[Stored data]
-- -- --

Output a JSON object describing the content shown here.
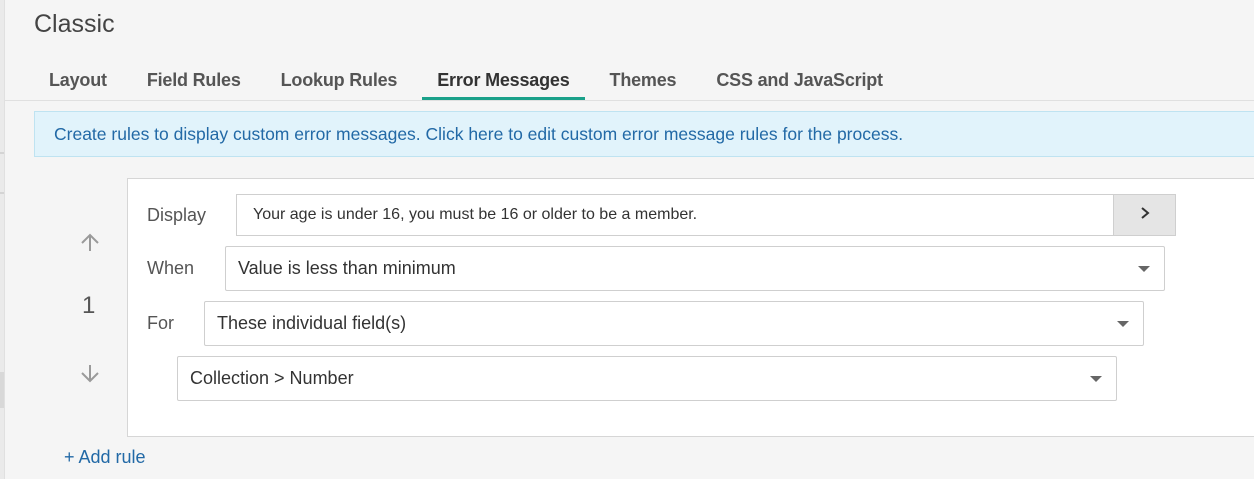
{
  "page": {
    "title": "Classic"
  },
  "tabs": [
    {
      "label": "Layout"
    },
    {
      "label": "Field Rules"
    },
    {
      "label": "Lookup Rules"
    },
    {
      "label": "Error Messages",
      "active": true
    },
    {
      "label": "Themes"
    },
    {
      "label": "CSS and JavaScript"
    }
  ],
  "banner": {
    "text_before": "Create rules to display custom error messages. Click ",
    "link": "here",
    "text_after": " to edit custom error message rules for the process."
  },
  "rule": {
    "number": "1",
    "display_label": "Display",
    "display_value": "Your age is under 16, you must be 16 or older to be a member.",
    "when_label": "When",
    "when_value": "Value is less than minimum",
    "for_label": "For",
    "for_value": "These individual field(s)",
    "field_value": "Collection > Number"
  },
  "actions": {
    "add_rule": "+ Add rule"
  },
  "icons": {
    "move_up": "arrow-up-icon",
    "move_down": "arrow-down-icon",
    "expand": "chevron-right-icon",
    "dropdown": "caret-down-icon"
  },
  "colors": {
    "accent": "#1aa18a",
    "link": "#2269a6",
    "banner_bg": "#e1f3fb"
  }
}
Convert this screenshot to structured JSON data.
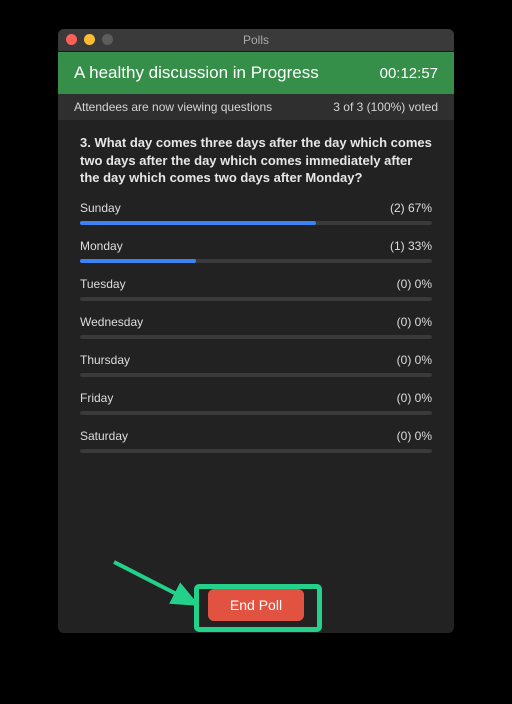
{
  "window": {
    "title": "Polls"
  },
  "header": {
    "title": "A healthy discussion in Progress",
    "timer": "00:12:57"
  },
  "status": {
    "left": "Attendees are now viewing questions",
    "right": "3 of 3 (100%) voted"
  },
  "question": {
    "text": "3. What day comes three days after the day which comes two days after the day which comes immediately after the day which comes two days after Monday?"
  },
  "options": [
    {
      "label": "Sunday",
      "count": 2,
      "percent": 67,
      "display": "(2) 67%"
    },
    {
      "label": "Monday",
      "count": 1,
      "percent": 33,
      "display": "(1) 33%"
    },
    {
      "label": "Tuesday",
      "count": 0,
      "percent": 0,
      "display": "(0) 0%"
    },
    {
      "label": "Wednesday",
      "count": 0,
      "percent": 0,
      "display": "(0) 0%"
    },
    {
      "label": "Thursday",
      "count": 0,
      "percent": 0,
      "display": "(0) 0%"
    },
    {
      "label": "Friday",
      "count": 0,
      "percent": 0,
      "display": "(0) 0%"
    },
    {
      "label": "Saturday",
      "count": 0,
      "percent": 0,
      "display": "(0) 0%"
    }
  ],
  "footer": {
    "end_poll_label": "End Poll"
  },
  "colors": {
    "accent": "#23d18b",
    "bar": "#3b82f6",
    "danger": "#e15241",
    "header_bg": "#358f48"
  }
}
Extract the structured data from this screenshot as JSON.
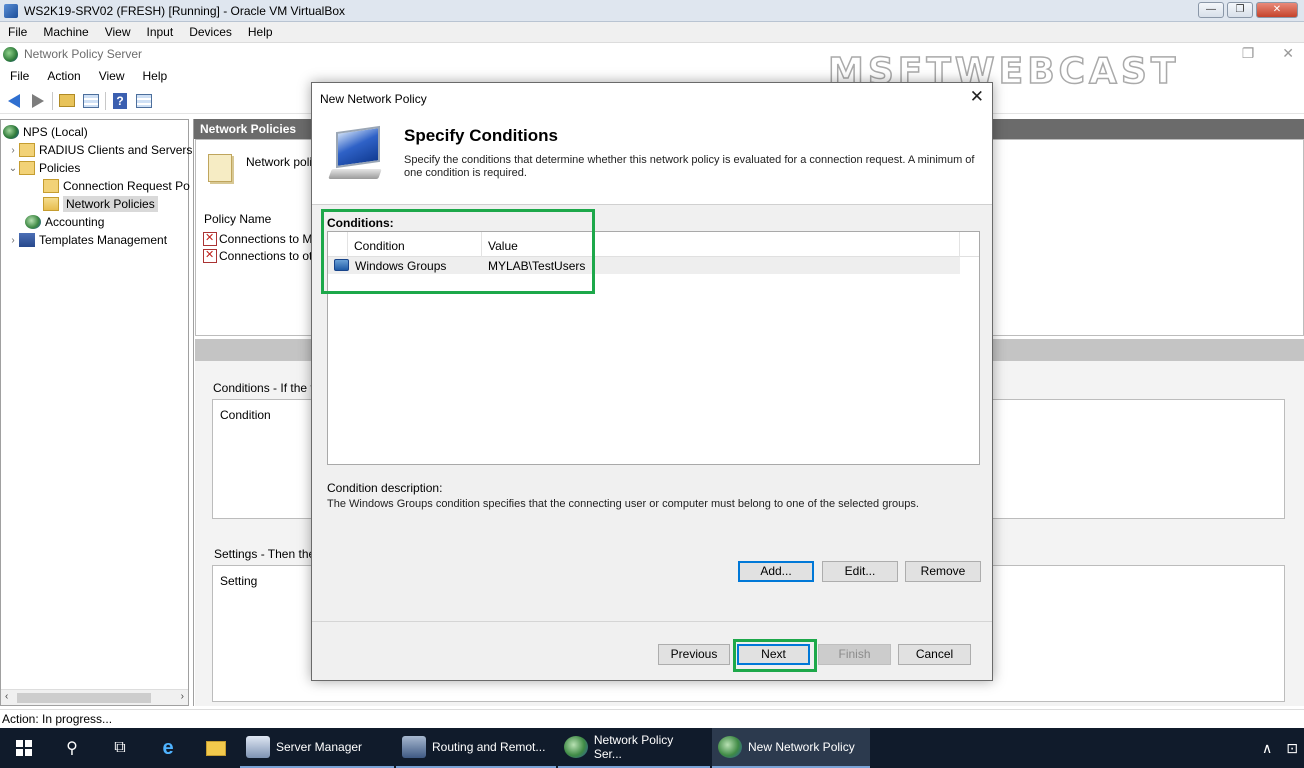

-- -- --

Work instructions:
Write out every line of the entries that holds the word "this".

Expected answer:
Convert this screenshot to structured JSON data.
Extract the structured data from this screenshot as JSON.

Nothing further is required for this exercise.